**Task statement**
Restate the records below word for word.

**Material for the task**
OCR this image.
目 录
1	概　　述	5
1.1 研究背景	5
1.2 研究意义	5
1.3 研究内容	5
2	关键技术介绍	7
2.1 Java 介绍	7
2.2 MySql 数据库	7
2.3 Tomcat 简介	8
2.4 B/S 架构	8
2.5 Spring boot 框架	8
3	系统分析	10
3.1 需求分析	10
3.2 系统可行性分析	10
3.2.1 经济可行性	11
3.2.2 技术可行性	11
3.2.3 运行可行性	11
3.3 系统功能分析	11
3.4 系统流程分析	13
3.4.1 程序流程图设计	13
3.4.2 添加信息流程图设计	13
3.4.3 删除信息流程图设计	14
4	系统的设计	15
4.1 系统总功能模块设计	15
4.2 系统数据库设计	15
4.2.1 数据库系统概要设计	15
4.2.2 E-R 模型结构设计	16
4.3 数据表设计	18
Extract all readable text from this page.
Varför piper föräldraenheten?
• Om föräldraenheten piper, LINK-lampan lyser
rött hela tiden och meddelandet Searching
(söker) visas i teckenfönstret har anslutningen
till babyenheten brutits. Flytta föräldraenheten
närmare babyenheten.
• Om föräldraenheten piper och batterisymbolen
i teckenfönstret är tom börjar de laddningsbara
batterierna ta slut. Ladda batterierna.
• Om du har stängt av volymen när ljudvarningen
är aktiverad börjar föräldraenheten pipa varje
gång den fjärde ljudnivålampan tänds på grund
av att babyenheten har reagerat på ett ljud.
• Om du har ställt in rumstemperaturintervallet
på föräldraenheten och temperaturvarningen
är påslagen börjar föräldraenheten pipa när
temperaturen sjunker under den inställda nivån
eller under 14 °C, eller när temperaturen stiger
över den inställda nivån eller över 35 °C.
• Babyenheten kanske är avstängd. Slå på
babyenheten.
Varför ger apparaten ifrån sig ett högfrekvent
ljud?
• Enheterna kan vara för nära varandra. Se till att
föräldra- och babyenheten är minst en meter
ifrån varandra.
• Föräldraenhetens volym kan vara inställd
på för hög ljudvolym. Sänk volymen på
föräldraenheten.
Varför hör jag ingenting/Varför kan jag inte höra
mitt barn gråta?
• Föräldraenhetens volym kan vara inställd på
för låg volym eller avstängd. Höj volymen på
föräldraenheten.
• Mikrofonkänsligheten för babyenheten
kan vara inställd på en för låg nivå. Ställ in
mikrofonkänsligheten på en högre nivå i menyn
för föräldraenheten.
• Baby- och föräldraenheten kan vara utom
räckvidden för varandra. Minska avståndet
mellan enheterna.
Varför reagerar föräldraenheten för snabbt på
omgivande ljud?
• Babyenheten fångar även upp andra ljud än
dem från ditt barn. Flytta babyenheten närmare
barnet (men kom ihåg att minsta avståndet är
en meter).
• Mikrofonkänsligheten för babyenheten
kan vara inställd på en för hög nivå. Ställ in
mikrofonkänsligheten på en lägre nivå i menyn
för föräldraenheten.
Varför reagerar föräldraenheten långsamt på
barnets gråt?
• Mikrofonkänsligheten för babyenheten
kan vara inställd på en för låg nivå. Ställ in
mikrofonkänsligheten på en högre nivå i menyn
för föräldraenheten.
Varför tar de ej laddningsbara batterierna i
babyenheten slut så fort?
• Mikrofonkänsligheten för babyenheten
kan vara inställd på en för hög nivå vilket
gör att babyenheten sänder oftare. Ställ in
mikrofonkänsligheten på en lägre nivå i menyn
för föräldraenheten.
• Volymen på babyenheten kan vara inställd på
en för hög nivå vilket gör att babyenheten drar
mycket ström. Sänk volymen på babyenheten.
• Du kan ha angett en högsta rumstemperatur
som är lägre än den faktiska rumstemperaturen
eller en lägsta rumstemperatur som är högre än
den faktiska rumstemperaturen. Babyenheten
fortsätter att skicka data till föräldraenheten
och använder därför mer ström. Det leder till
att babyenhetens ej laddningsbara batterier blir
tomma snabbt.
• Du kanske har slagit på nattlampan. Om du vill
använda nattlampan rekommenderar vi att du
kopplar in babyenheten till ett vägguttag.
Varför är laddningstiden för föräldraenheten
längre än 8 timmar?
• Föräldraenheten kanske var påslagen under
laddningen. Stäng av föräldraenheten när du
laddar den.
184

**Written answer**
OCR this image.
目 录
1	概　　述	5
1.1 研究背景	5
1.2 研究意义	5
1.3 研究内容	5
2	关键技术介绍	7
2.1 Java 介绍	7
2.2 MySql 数据库	7
2.3 Tomcat 简介	8
2.4 B/S 架构	8
2.5 Spring boot 框架	8
3	系统分析	10
3.1 需求分析	10
3.2 系统可行性分析	10
3.2.1 经济可行性	11
3.2.2 技术可行性	11
3.2.3 运行可行性	11
3.3 系统功能分析	11
3.4 系统流程分析	13
3.4.1 程序流程图设计	13
3.4.2 添加信息流程图设计	13
3.4.3 删除信息流程图设计	14
4	系统的设计	15
4.1 系统总功能模块设计	15
4.2 系统数据库设计	15
4.2.1 数据库系统概要设计	15
4.2.2 E-R 模型结构设计	16
4.3 数据表设计	18
Extract all readable text from this page.
Varför piper föräldraenheten?
• Om föräldraenheten piper, LINK-lampan lyser
rött hela tiden och meddelandet Searching
(söker) visas i teckenfönstret har anslutningen
till babyenheten brutits. Flytta föräldraenheten
närmare babyenheten.
• Om föräldraenheten piper och batterisymbolen
i teckenfönstret är tom börjar de laddningsbara
batterierna ta slut. Ladda batterierna.
• Om du har stängt av volymen när ljudvarningen
är aktiverad börjar föräldraenheten pipa varje
gång den fjärde ljudnivålampan tänds på grund
av att babyenheten har reagerat på ett ljud.
• Om du har ställt in rumstemperaturintervallet
på föräldraenheten och temperaturvarningen
är påslagen börjar föräldraenheten pipa när
temperaturen sjunker under den inställda nivån
eller under 14 °C, eller när temperaturen stiger
över den inställda nivån eller över 35 °C.
• Babyenheten kanske är avstängd. Slå på
babyenheten.
Varför ger apparaten ifrån sig ett högfrekvent
ljud?
• Enheterna kan vara för nära varandra. Se till att
föräldra- och babyenheten är minst en meter
ifrån varandra.
• Föräldraenhetens volym kan vara inställd
på för hög ljudvolym. Sänk volymen på
föräldraenheten.
Varför hör jag ingenting/Varför kan jag inte höra
mitt barn gråta?
• Föräldraenhetens volym kan vara inställd på
för låg volym eller avstängd. Höj volymen på
föräldraenheten.
• Mikrofonkänsligheten för babyenheten
kan vara inställd på en för låg nivå. Ställ in
mikrofonkänsligheten på en högre nivå i menyn
för föräldraenheten.
• Baby- och föräldraenheten kan vara utom
räckvidden för varandra. Minska avståndet
mellan enheterna.
Varför reagerar föräldraenheten för snabbt på
omgivande ljud?
• Babyenheten fångar även upp andra ljud än
dem från ditt barn. Flytta babyenheten närmare
barnet (men kom ihåg att minsta avståndet är
en meter).
• Mikrofonkänsligheten för babyenheten
kan vara inställd på en för hög nivå. Ställ in
mikrofonkänsligheten på en lägre nivå i menyn
för föräldraenheten.
Varför reagerar föräldraenheten långsamt på
barnets gråt?
• Mikrofonkänsligheten för babyenheten
kan vara inställd på en för låg nivå. Ställ in
mikrofonkänsligheten på en högre nivå i menyn
för föräldraenheten.
Varför tar de ej laddningsbara batterierna i
babyenheten slut så fort?
• Mikrofonkänsligheten för babyenheten
kan vara inställd på en för hög nivå vilket
gör att babyenheten sänder oftare. Ställ in
mikrofonkänsligheten på en lägre nivå i menyn
för föräldraenheten.
• Volymen på babyenheten kan vara inställd på
en för hög nivå vilket gör att babyenheten drar
mycket ström. Sänk volymen på babyenheten.
• Du kan ha angett en högsta rumstemperatur
som är lägre än den faktiska rumstemperaturen
eller en lägsta rumstemperatur som är högre än
den faktiska rumstemperaturen. Babyenheten
fortsätter att skicka data till föräldraenheten
och använder därför mer ström. Det leder till
att babyenhetens ej laddningsbara batterier blir
tomma snabbt.
• Du kanske har slagit på nattlampan. Om du vill
använda nattlampan rekommenderar vi att du
kopplar in babyenheten till ett vägguttag.
Varför är laddningstiden för föräldraenheten
längre än 8 timmar?
• Föräldraenheten kanske var påslagen under
laddningen. Stäng av föräldraenheten när du
laddar den.
184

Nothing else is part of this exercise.